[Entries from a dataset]
☆ ☆ ☆
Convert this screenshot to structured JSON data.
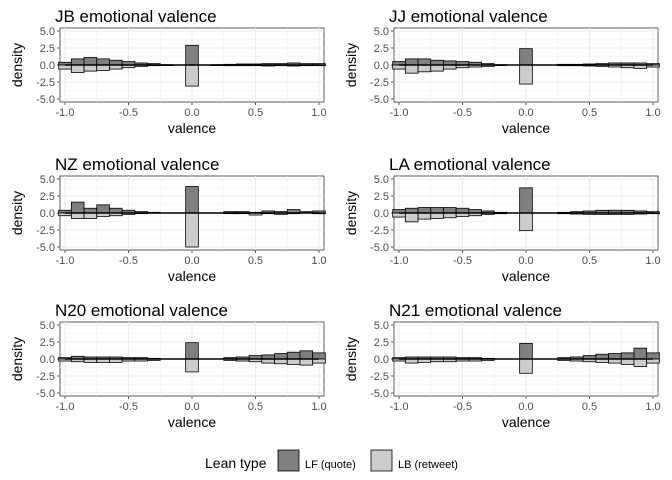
{
  "legend": {
    "title": "Lean type",
    "items": [
      {
        "label": "LF (quote)",
        "color": "#7f7f7f"
      },
      {
        "label": "LB (retweet)",
        "color": "#cccccc"
      }
    ]
  },
  "chart_data": [
    {
      "type": "bar",
      "title": "JB emotional valence",
      "xlabel": "valence",
      "ylabel": "density",
      "xlim": [
        -1.0,
        1.0
      ],
      "ylim": [
        -5.0,
        5.0
      ],
      "xticks": [
        "-1.0",
        "-0.5",
        "0.0",
        "0.5",
        "1.0"
      ],
      "yticks": [
        "5.0",
        "2.5",
        "0.0",
        "-2.5",
        "-5.0"
      ],
      "x": [
        -1.0,
        -0.9,
        -0.8,
        -0.7,
        -0.6,
        -0.5,
        -0.4,
        -0.3,
        -0.2,
        0.0,
        0.2,
        0.3,
        0.4,
        0.5,
        0.6,
        0.7,
        0.8,
        0.9,
        1.0
      ],
      "series": [
        {
          "name": "LF (quote)",
          "values": [
            0.4,
            0.9,
            1.1,
            0.9,
            0.7,
            0.5,
            0.3,
            0.2,
            0.05,
            2.9,
            0.05,
            0.1,
            0.15,
            0.15,
            0.2,
            0.2,
            0.3,
            0.2,
            0.2
          ]
        },
        {
          "name": "LB (retweet)",
          "values": [
            -0.6,
            -1.1,
            -0.9,
            -0.8,
            -0.6,
            -0.4,
            -0.2,
            -0.1,
            -0.05,
            -3.1,
            -0.05,
            -0.1,
            -0.1,
            -0.1,
            -0.15,
            -0.1,
            -0.15,
            -0.1,
            -0.1
          ]
        }
      ],
      "grid": true
    },
    {
      "type": "bar",
      "title": "JJ emotional valence",
      "xlabel": "valence",
      "ylabel": "density",
      "xlim": [
        -1.0,
        1.0
      ],
      "ylim": [
        -5.0,
        5.0
      ],
      "xticks": [
        "-1.0",
        "-0.5",
        "0.0",
        "0.5",
        "1.0"
      ],
      "yticks": [
        "5.0",
        "2.5",
        "0.0",
        "-2.5",
        "-5.0"
      ],
      "x": [
        -1.0,
        -0.9,
        -0.8,
        -0.7,
        -0.6,
        -0.5,
        -0.4,
        -0.3,
        -0.2,
        0.0,
        0.3,
        0.4,
        0.5,
        0.6,
        0.7,
        0.8,
        0.9,
        1.0
      ],
      "series": [
        {
          "name": "LF (quote)",
          "values": [
            0.5,
            0.9,
            0.9,
            0.7,
            0.6,
            0.5,
            0.4,
            0.2,
            0.05,
            2.4,
            0.1,
            0.1,
            0.15,
            0.2,
            0.3,
            0.3,
            0.3,
            0.2
          ]
        },
        {
          "name": "LB (retweet)",
          "values": [
            -0.6,
            -1.2,
            -1.0,
            -0.9,
            -0.6,
            -0.4,
            -0.3,
            -0.2,
            -0.05,
            -2.8,
            -0.1,
            -0.1,
            -0.15,
            -0.2,
            -0.3,
            -0.4,
            -0.5,
            -0.3
          ]
        }
      ],
      "grid": true
    },
    {
      "type": "bar",
      "title": "NZ emotional valence",
      "xlabel": "valence",
      "ylabel": "density",
      "xlim": [
        -1.0,
        1.0
      ],
      "ylim": [
        -5.0,
        5.0
      ],
      "xticks": [
        "-1.0",
        "-0.5",
        "0.0",
        "0.5",
        "1.0"
      ],
      "yticks": [
        "5.0",
        "2.5",
        "0.0",
        "-2.5",
        "-5.0"
      ],
      "x": [
        -1.0,
        -0.9,
        -0.8,
        -0.7,
        -0.6,
        -0.5,
        -0.4,
        -0.3,
        0.0,
        0.3,
        0.4,
        0.5,
        0.6,
        0.7,
        0.8,
        0.9,
        1.0
      ],
      "series": [
        {
          "name": "LF (quote)",
          "values": [
            0.4,
            1.6,
            0.7,
            1.2,
            0.7,
            0.4,
            0.2,
            0.1,
            3.9,
            0.2,
            0.2,
            0.1,
            0.3,
            0.2,
            0.5,
            0.2,
            0.3
          ]
        },
        {
          "name": "LB (retweet)",
          "values": [
            -0.4,
            -0.8,
            -0.8,
            -0.5,
            -0.4,
            -0.2,
            -0.1,
            0,
            -5.0,
            -0.1,
            -0.1,
            -0.3,
            -0.1,
            -0.2,
            -0.1,
            0,
            -0.1
          ]
        }
      ],
      "grid": true
    },
    {
      "type": "bar",
      "title": "LA emotional valence",
      "xlabel": "valence",
      "ylabel": "density",
      "xlim": [
        -1.0,
        1.0
      ],
      "ylim": [
        -5.0,
        5.0
      ],
      "xticks": [
        "-1.0",
        "-0.5",
        "0.0",
        "0.5",
        "1.0"
      ],
      "yticks": [
        "5.0",
        "2.5",
        "0.0",
        "-2.5",
        "-5.0"
      ],
      "x": [
        -1.0,
        -0.9,
        -0.8,
        -0.7,
        -0.6,
        -0.5,
        -0.4,
        -0.3,
        -0.2,
        0.0,
        0.3,
        0.4,
        0.5,
        0.6,
        0.7,
        0.8,
        0.9,
        1.0
      ],
      "series": [
        {
          "name": "LF (quote)",
          "values": [
            0.5,
            0.7,
            0.8,
            0.8,
            0.8,
            0.7,
            0.5,
            0.3,
            0.1,
            3.7,
            0.1,
            0.2,
            0.3,
            0.4,
            0.4,
            0.4,
            0.3,
            0.2
          ]
        },
        {
          "name": "LB (retweet)",
          "values": [
            -0.6,
            -1.3,
            -0.9,
            -0.8,
            -0.7,
            -0.5,
            -0.4,
            -0.2,
            -0.1,
            -2.6,
            -0.1,
            -0.15,
            -0.2,
            -0.2,
            -0.2,
            -0.2,
            -0.15,
            -0.1
          ]
        }
      ],
      "grid": true
    },
    {
      "type": "bar",
      "title": "N20 emotional valence",
      "xlabel": "valence",
      "ylabel": "density",
      "xlim": [
        -1.0,
        1.0
      ],
      "ylim": [
        -5.0,
        5.0
      ],
      "xticks": [
        "-1.0",
        "-0.5",
        "0.0",
        "0.5",
        "1.0"
      ],
      "yticks": [
        "5.0",
        "2.5",
        "0.0",
        "-2.5",
        "-5.0"
      ],
      "x": [
        -1.0,
        -0.9,
        -0.8,
        -0.7,
        -0.6,
        -0.5,
        -0.4,
        -0.3,
        0.0,
        0.3,
        0.4,
        0.5,
        0.6,
        0.7,
        0.8,
        0.9,
        1.0
      ],
      "series": [
        {
          "name": "LF (quote)",
          "values": [
            0.2,
            0.4,
            0.3,
            0.3,
            0.3,
            0.2,
            0.2,
            0.1,
            2.4,
            0.2,
            0.3,
            0.5,
            0.6,
            0.8,
            1.0,
            1.2,
            0.9
          ]
        },
        {
          "name": "LB (retweet)",
          "values": [
            -0.3,
            -0.4,
            -0.5,
            -0.5,
            -0.5,
            -0.3,
            -0.3,
            -0.2,
            -1.9,
            -0.2,
            -0.3,
            -0.4,
            -0.6,
            -0.7,
            -0.8,
            -0.9,
            -0.6
          ]
        }
      ],
      "grid": true
    },
    {
      "type": "bar",
      "title": "N21 emotional valence",
      "xlabel": "valence",
      "ylabel": "density",
      "xlim": [
        -1.0,
        1.0
      ],
      "ylim": [
        -5.0,
        5.0
      ],
      "xticks": [
        "-1.0",
        "-0.5",
        "0.0",
        "0.5",
        "1.0"
      ],
      "yticks": [
        "5.0",
        "2.5",
        "0.0",
        "-2.5",
        "-5.0"
      ],
      "x": [
        -1.0,
        -0.9,
        -0.8,
        -0.7,
        -0.6,
        -0.5,
        -0.4,
        -0.3,
        0.0,
        0.3,
        0.4,
        0.5,
        0.6,
        0.7,
        0.8,
        0.9,
        1.0
      ],
      "series": [
        {
          "name": "LF (quote)",
          "values": [
            0.2,
            0.3,
            0.3,
            0.3,
            0.3,
            0.2,
            0.2,
            0.1,
            2.3,
            0.2,
            0.3,
            0.5,
            0.7,
            0.8,
            0.9,
            1.6,
            0.9
          ]
        },
        {
          "name": "LB (retweet)",
          "values": [
            -0.3,
            -0.6,
            -0.5,
            -0.4,
            -0.4,
            -0.3,
            -0.3,
            -0.2,
            -2.1,
            -0.2,
            -0.3,
            -0.4,
            -0.5,
            -0.6,
            -0.8,
            -1.1,
            -0.6
          ]
        }
      ],
      "grid": true
    }
  ]
}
☆ ☆ ☆
* **Exercise aim**: Report every line containing the word "emotional" from the listing above.

* **Result for this exercise**:
      "title": "JB emotional valence",
      "title": "JJ emotional valence",
      "title": "NZ emotional valence",
      "title": "LA emotional valence",
      "title": "N20 emotional valence",
      "title": "N21 emotional valence",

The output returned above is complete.